* Material provided
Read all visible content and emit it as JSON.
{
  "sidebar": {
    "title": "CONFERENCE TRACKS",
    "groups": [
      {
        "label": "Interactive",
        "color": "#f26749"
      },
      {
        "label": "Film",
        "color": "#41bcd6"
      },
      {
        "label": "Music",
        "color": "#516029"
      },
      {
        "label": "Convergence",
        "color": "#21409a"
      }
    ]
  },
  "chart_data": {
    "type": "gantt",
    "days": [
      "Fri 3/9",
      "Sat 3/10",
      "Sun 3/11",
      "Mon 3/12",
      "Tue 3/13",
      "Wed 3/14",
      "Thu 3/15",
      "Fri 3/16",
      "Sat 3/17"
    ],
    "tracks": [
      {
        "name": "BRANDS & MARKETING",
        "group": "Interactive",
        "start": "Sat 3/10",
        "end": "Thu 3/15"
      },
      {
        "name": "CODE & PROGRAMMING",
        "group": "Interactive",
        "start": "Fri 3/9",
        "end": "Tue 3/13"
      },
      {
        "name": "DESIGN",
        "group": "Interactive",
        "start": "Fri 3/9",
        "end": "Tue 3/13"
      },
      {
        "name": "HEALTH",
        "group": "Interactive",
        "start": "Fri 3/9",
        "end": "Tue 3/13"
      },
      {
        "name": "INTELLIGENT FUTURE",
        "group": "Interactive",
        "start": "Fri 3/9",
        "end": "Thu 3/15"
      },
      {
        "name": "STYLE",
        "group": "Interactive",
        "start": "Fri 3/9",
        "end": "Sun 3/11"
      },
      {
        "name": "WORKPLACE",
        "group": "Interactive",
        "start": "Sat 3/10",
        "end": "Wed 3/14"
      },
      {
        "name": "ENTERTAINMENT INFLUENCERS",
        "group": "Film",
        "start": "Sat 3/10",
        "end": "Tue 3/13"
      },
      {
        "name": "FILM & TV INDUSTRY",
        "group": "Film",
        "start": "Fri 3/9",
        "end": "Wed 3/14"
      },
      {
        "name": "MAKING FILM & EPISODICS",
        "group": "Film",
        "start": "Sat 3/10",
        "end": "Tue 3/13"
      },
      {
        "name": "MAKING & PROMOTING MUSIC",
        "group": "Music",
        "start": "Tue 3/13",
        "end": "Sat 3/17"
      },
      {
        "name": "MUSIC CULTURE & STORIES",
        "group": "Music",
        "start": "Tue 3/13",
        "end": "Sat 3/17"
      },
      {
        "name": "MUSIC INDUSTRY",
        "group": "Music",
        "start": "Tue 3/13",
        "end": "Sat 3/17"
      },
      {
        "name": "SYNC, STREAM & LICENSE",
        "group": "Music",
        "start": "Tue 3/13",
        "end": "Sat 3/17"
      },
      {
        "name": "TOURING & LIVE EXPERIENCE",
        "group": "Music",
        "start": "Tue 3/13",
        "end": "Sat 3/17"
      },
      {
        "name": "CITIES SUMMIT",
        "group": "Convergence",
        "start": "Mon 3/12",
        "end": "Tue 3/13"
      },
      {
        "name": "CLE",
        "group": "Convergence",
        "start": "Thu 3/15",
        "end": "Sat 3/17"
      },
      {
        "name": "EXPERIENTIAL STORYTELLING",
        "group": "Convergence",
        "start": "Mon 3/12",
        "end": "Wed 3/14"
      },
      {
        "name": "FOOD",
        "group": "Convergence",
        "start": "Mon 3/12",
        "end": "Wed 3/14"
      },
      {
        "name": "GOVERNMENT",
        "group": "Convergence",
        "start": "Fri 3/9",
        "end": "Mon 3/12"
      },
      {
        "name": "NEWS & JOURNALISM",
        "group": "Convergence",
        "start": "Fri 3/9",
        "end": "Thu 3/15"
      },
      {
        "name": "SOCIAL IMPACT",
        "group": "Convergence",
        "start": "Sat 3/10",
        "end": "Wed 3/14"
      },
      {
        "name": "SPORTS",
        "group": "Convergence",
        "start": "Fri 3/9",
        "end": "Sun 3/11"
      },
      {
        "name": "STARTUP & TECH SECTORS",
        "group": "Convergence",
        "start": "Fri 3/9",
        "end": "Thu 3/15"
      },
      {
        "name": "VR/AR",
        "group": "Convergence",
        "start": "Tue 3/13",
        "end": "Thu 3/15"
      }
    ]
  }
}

* Exercise
Copy all of the material word for word.

* Task solution
Read all visible content and emit it as JSON.
{
  "sidebar": {
    "title": "CONFERENCE TRACKS",
    "groups": [
      {
        "label": "Interactive",
        "color": "#f26749"
      },
      {
        "label": "Film",
        "color": "#41bcd6"
      },
      {
        "label": "Music",
        "color": "#516029"
      },
      {
        "label": "Convergence",
        "color": "#21409a"
      }
    ]
  },
  "chart_data": {
    "type": "gantt",
    "days": [
      "Fri 3/9",
      "Sat 3/10",
      "Sun 3/11",
      "Mon 3/12",
      "Tue 3/13",
      "Wed 3/14",
      "Thu 3/15",
      "Fri 3/16",
      "Sat 3/17"
    ],
    "tracks": [
      {
        "name": "BRANDS & MARKETING",
        "group": "Interactive",
        "start": "Sat 3/10",
        "end": "Thu 3/15"
      },
      {
        "name": "CODE & PROGRAMMING",
        "group": "Interactive",
        "start": "Fri 3/9",
        "end": "Tue 3/13"
      },
      {
        "name": "DESIGN",
        "group": "Interactive",
        "start": "Fri 3/9",
        "end": "Tue 3/13"
      },
      {
        "name": "HEALTH",
        "group": "Interactive",
        "start": "Fri 3/9",
        "end": "Tue 3/13"
      },
      {
        "name": "INTELLIGENT FUTURE",
        "group": "Interactive",
        "start": "Fri 3/9",
        "end": "Thu 3/15"
      },
      {
        "name": "STYLE",
        "group": "Interactive",
        "start": "Fri 3/9",
        "end": "Sun 3/11"
      },
      {
        "name": "WORKPLACE",
        "group": "Interactive",
        "start": "Sat 3/10",
        "end": "Wed 3/14"
      },
      {
        "name": "ENTERTAINMENT INFLUENCERS",
        "group": "Film",
        "start": "Sat 3/10",
        "end": "Tue 3/13"
      },
      {
        "name": "FILM & TV INDUSTRY",
        "group": "Film",
        "start": "Fri 3/9",
        "end": "Wed 3/14"
      },
      {
        "name": "MAKING FILM & EPISODICS",
        "group": "Film",
        "start": "Sat 3/10",
        "end": "Tue 3/13"
      },
      {
        "name": "MAKING & PROMOTING MUSIC",
        "group": "Music",
        "start": "Tue 3/13",
        "end": "Sat 3/17"
      },
      {
        "name": "MUSIC CULTURE & STORIES",
        "group": "Music",
        "start": "Tue 3/13",
        "end": "Sat 3/17"
      },
      {
        "name": "MUSIC INDUSTRY",
        "group": "Music",
        "start": "Tue 3/13",
        "end": "Sat 3/17"
      },
      {
        "name": "SYNC, STREAM & LICENSE",
        "group": "Music",
        "start": "Tue 3/13",
        "end": "Sat 3/17"
      },
      {
        "name": "TOURING & LIVE EXPERIENCE",
        "group": "Music",
        "start": "Tue 3/13",
        "end": "Sat 3/17"
      },
      {
        "name": "CITIES SUMMIT",
        "group": "Convergence",
        "start": "Mon 3/12",
        "end": "Tue 3/13"
      },
      {
        "name": "CLE",
        "group": "Convergence",
        "start": "Thu 3/15",
        "end": "Sat 3/17"
      },
      {
        "name": "EXPERIENTIAL STORYTELLING",
        "group": "Convergence",
        "start": "Mon 3/12",
        "end": "Wed 3/14"
      },
      {
        "name": "FOOD",
        "group": "Convergence",
        "start": "Mon 3/12",
        "end": "Wed 3/14"
      },
      {
        "name": "GOVERNMENT",
        "group": "Convergence",
        "start": "Fri 3/9",
        "end": "Mon 3/12"
      },
      {
        "name": "NEWS & JOURNALISM",
        "group": "Convergence",
        "start": "Fri 3/9",
        "end": "Thu 3/15"
      },
      {
        "name": "SOCIAL IMPACT",
        "group": "Convergence",
        "start": "Sat 3/10",
        "end": "Wed 3/14"
      },
      {
        "name": "SPORTS",
        "group": "Convergence",
        "start": "Fri 3/9",
        "end": "Sun 3/11"
      },
      {
        "name": "STARTUP & TECH SECTORS",
        "group": "Convergence",
        "start": "Fri 3/9",
        "end": "Thu 3/15"
      },
      {
        "name": "VR/AR",
        "group": "Convergence",
        "start": "Tue 3/13",
        "end": "Thu 3/15"
      }
    ]
  }
}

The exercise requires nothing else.